**What to work on:** Recast every row below as a JSON list of strings, one string per line with blank lines omitted. Leave the pictures out.

**Items:**
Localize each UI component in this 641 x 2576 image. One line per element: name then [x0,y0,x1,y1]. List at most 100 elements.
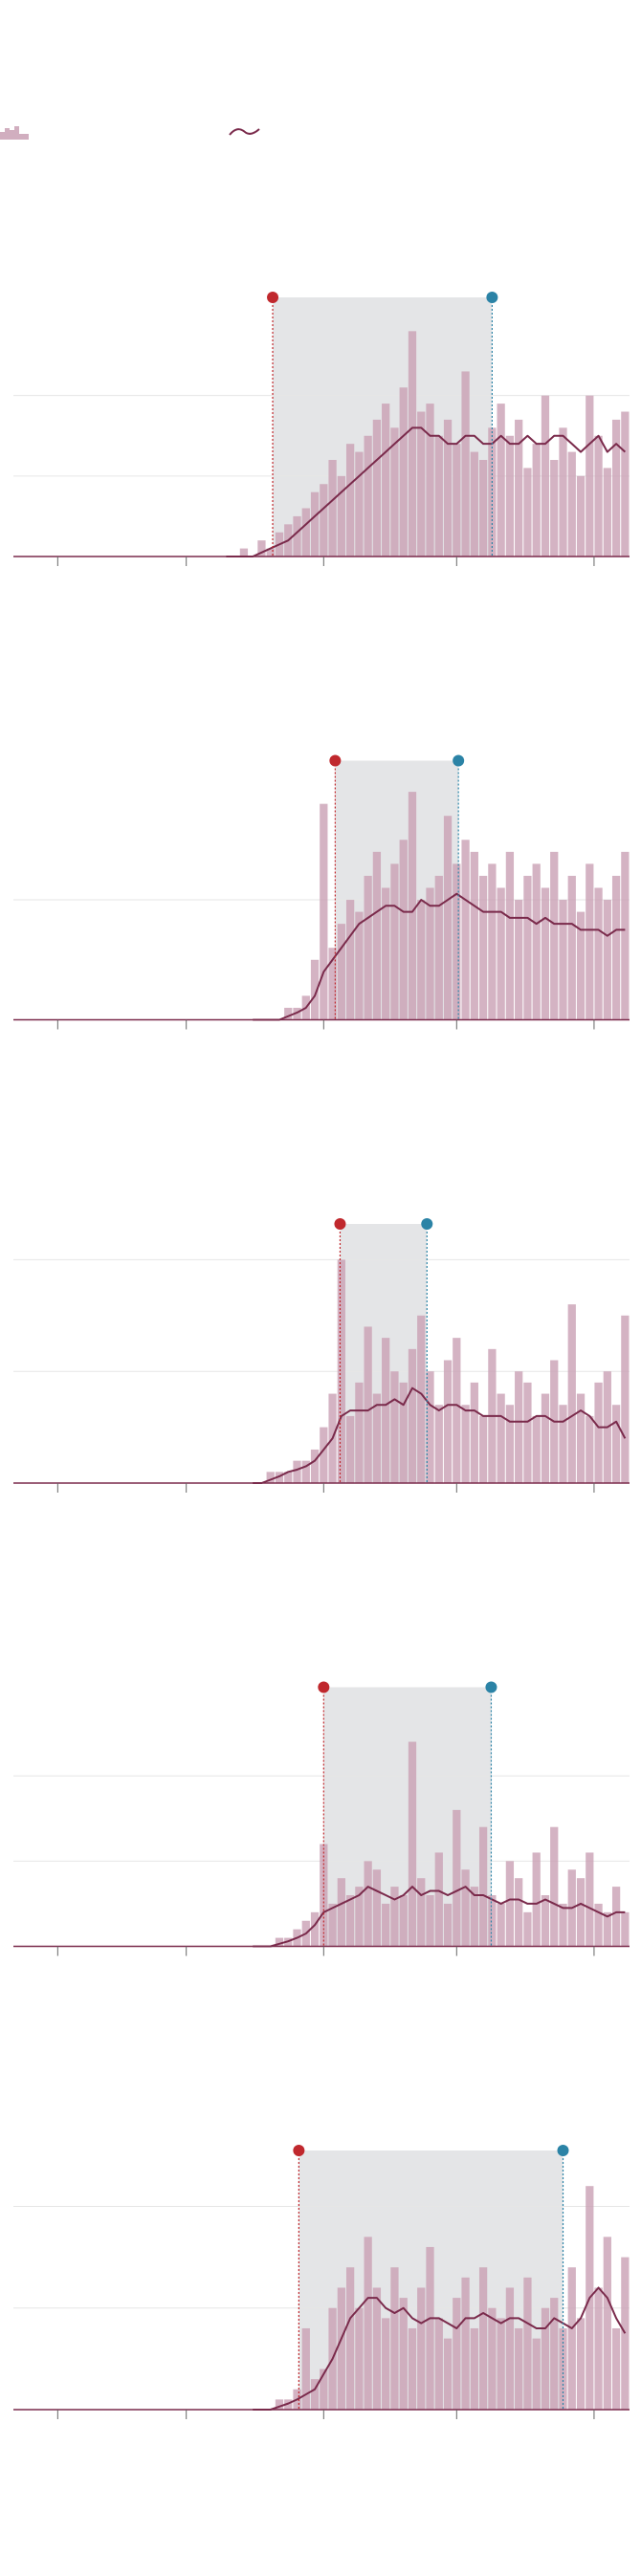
bar [382,404,390,557]
bar [470,851,478,1020]
highlight-end-marker [421,1218,433,1230]
bar [515,419,523,557]
bar [345,1895,355,1947]
bar [293,1460,301,1483]
bar [453,2298,461,2410]
bar [275,1472,284,1483]
legend-bar-icon [19,134,24,140]
bar [426,1371,434,1483]
bar [320,484,328,557]
bar [470,451,478,557]
bar [550,2298,559,2410]
bar [586,395,594,557]
bar [443,1360,453,1483]
bar [523,468,532,557]
bar [355,911,364,1020]
bar [355,1382,364,1483]
bar [478,1826,488,1947]
bar [408,792,417,1020]
bar [515,1878,523,1947]
bar [541,1393,550,1483]
bar [515,900,523,1020]
bar [505,435,515,557]
bar [320,2369,328,2410]
bar [337,1259,345,1483]
highlight-end-marker [557,2145,569,2156]
bar [417,1878,426,1947]
bar [603,468,611,557]
bar [505,1861,515,1947]
highlight-start-marker [329,754,342,767]
bar [505,2287,515,2410]
bar [320,803,328,1020]
bar [603,2237,611,2410]
bar [478,875,488,1020]
bar [594,2287,603,2410]
bar [461,840,470,1020]
bar [443,1903,453,1947]
bar [550,851,559,1020]
bar [310,1449,320,1483]
trend-line [253,1886,626,1948]
bar [293,1007,301,1020]
bar [382,1903,390,1947]
bar [417,1315,426,1483]
chart [13,292,630,566]
bar [266,1472,275,1483]
bar [621,411,630,557]
bar [515,2327,523,2410]
bar [426,887,434,1020]
bar [576,475,586,557]
bar [337,475,345,557]
legend-bar-icon [5,128,10,140]
bar [621,2257,630,2410]
bar [337,2287,345,2410]
bar [408,1348,417,1483]
bar [567,2267,576,2410]
bar [621,1911,630,1947]
bar [559,1903,567,1947]
bar [453,444,461,557]
bar [532,863,541,1020]
bar [567,875,576,1020]
bar [586,863,594,1020]
bar [470,2327,478,2410]
bar [541,2307,550,2410]
bar [505,1405,515,1483]
bar [275,1937,284,1947]
bar [532,1852,541,1947]
legend-line-icon [229,128,260,136]
bar [453,863,461,1020]
bar [257,540,266,557]
bar [320,1427,328,1483]
bar [461,1405,470,1483]
bar [594,887,603,1020]
bar [594,435,603,557]
bar [586,1415,594,1483]
bar [364,2237,372,2410]
bar [497,1903,505,1947]
bar [345,444,355,557]
bar [586,1852,594,1947]
legend-bar-icon [0,132,5,140]
bar [382,2318,390,2410]
bar [355,2307,364,2410]
bar [328,948,337,1020]
bar [390,427,399,557]
bar [453,1338,461,1483]
bar [275,2399,284,2410]
bar [355,1887,364,1947]
bar [497,404,505,557]
bar [390,1371,399,1483]
chart [13,754,630,1030]
bar [382,887,390,1020]
bar [443,816,453,1020]
bar [399,1382,408,1483]
bar [355,451,364,557]
bar [408,331,417,557]
bar [399,840,408,1020]
bar [310,1911,320,1947]
bar [345,1415,355,1483]
bar [453,1809,461,1947]
bar [488,2307,497,2410]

**Task output:**
[
  "Localize each UI component in this 641 x 2576 image. One line per element: name then [x0,y0,x1,y1]. List at most 100 elements.",
  "bar [382,404,390,557]",
  "bar [470,851,478,1020]",
  "highlight-end-marker [421,1218,433,1230]",
  "bar [515,419,523,557]",
  "bar [345,1895,355,1947]",
  "bar [293,1460,301,1483]",
  "bar [453,2298,461,2410]",
  "bar [275,1472,284,1483]",
  "legend-bar-icon [19,134,24,140]",
  "bar [426,1371,434,1483]",
  "bar [320,484,328,557]",
  "bar [470,451,478,557]",
  "bar [550,2298,559,2410]",
  "bar [586,395,594,557]",
  "bar [443,1360,453,1483]",
  "bar [523,468,532,557]",
  "bar [355,911,364,1020]",
  "bar [355,1382,364,1483]",
  "bar [478,1826,488,1947]",
  "bar [408,792,417,1020]",
  "bar [515,1878,523,1947]",
  "bar [541,1393,550,1483]",
  "bar [515,900,523,1020]",
  "bar [505,435,515,557]",
  "bar [320,2369,328,2410]",
  "bar [337,1259,345,1483]",
  "highlight-end-marker [557,2145,569,2156]",
  "bar [417,1878,426,1947]",
  "bar [603,468,611,557]",
  "bar [505,1861,515,1947]",
  "highlight-start-marker [329,754,342,767]",
  "bar [505,2287,515,2410]",
  "bar [320,803,328,1020]",
  "bar [603,2237,611,2410]",
  "bar [478,875,488,1020]",
  "bar [594,2287,603,2410]",
  "bar [461,840,470,1020]",
  "bar [443,1903,453,1947]",
  "bar [550,851,559,1020]",
  "bar [310,1449,320,1483]",
  "trend-line [253,1886,626,1948]",
  "bar [293,1007,301,1020]",
  "bar [382,1903,390,1947]",
  "bar [417,1315,426,1483]",
  "chart [13,292,630,566]",
  "bar [266,1472,275,1483]",
  "bar [621,411,630,557]",
  "bar [515,2327,523,2410]",
  "bar [426,887,434,1020]",
  "bar [576,475,586,557]",
  "bar [337,475,345,557]",
  "legend-bar-icon [5,128,10,140]",
  "bar [621,2257,630,2410]",
  "bar [337,2287,345,2410]",
  "bar [408,1348,417,1483]",
  "bar [567,2267,576,2410]",
  "bar [621,1911,630,1947]",
  "bar [559,1903,567,1947]",
  "bar [453,444,461,557]",
  "bar [532,863,541,1020]",
  "bar [567,875,576,1020]",
  "bar [586,863,594,1020]",
  "bar [470,2327,478,2410]",
  "bar [541,2307,550,2410]",
  "bar [505,1405,515,1483]",
  "bar [275,1937,284,1947]",
  "bar [532,1852,541,1947]",
  "legend-line-icon [229,128,260,136]",
  "bar [453,863,461,1020]",
  "bar [257,540,266,557]",
  "bar [320,1427,328,1483]",
  "bar [461,1405,470,1483]",
  "bar [594,887,603,1020]",
  "bar [594,435,603,557]",
  "bar [586,1415,594,1483]",
  "bar [364,2237,372,2410]",
  "bar [497,1903,505,1947]",
  "bar [345,444,355,557]",
  "bar [586,1852,594,1947]",
  "legend-bar-icon [0,132,5,140]",
  "bar [382,2318,390,2410]",
  "bar [355,2307,364,2410]",
  "bar [328,948,337,1020]",
  "bar [390,427,399,557]",
  "bar [453,1338,461,1483]",
  "bar [275,2399,284,2410]",
  "bar [355,1887,364,1947]",
  "bar [497,404,505,557]",
  "bar [390,1371,399,1483]",
  "chart [13,754,630,1030]",
  "bar [382,887,390,1020]",
  "bar [443,816,453,1020]",
  "bar [399,1382,408,1483]",
  "bar [355,451,364,557]",
  "bar [408,331,417,557]",
  "bar [399,840,408,1020]",
  "bar [310,1911,320,1947]",
  "bar [345,1415,355,1483]",
  "bar [453,1809,461,1947]",
  "bar [488,2307,497,2410]"
]